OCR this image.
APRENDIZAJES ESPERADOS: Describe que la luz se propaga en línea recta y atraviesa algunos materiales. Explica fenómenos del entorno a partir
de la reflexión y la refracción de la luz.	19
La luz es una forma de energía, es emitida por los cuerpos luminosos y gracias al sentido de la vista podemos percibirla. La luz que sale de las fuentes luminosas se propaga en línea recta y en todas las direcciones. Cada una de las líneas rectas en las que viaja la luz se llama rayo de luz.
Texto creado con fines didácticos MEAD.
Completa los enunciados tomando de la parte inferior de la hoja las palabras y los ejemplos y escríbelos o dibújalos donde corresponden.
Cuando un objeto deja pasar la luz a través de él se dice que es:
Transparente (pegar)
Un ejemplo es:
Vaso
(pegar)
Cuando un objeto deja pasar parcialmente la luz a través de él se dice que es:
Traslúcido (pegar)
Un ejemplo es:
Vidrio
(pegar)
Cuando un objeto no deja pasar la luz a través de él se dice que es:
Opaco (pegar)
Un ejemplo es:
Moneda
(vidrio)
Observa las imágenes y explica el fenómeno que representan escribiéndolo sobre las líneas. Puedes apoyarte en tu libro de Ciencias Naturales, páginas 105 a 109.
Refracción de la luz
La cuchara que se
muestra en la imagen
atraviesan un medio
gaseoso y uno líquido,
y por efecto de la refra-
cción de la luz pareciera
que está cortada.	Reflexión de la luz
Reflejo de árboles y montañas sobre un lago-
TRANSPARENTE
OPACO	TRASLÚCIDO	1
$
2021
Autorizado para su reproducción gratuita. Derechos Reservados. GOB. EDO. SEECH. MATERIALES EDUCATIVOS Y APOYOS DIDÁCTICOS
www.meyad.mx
------------------------------------------------
* [THE TASK]: Check the listing above for lines containing the string "través", and copy each one.

* [ANSWER TO THIS PROBLEM]:
Cuando un objeto deja pasar la luz a través de él se dice que es:
Cuando un objeto deja pasar parcialmente la luz a través de él se dice que es:
Cuando un objeto no deja pasar la luz a través de él se dice que es:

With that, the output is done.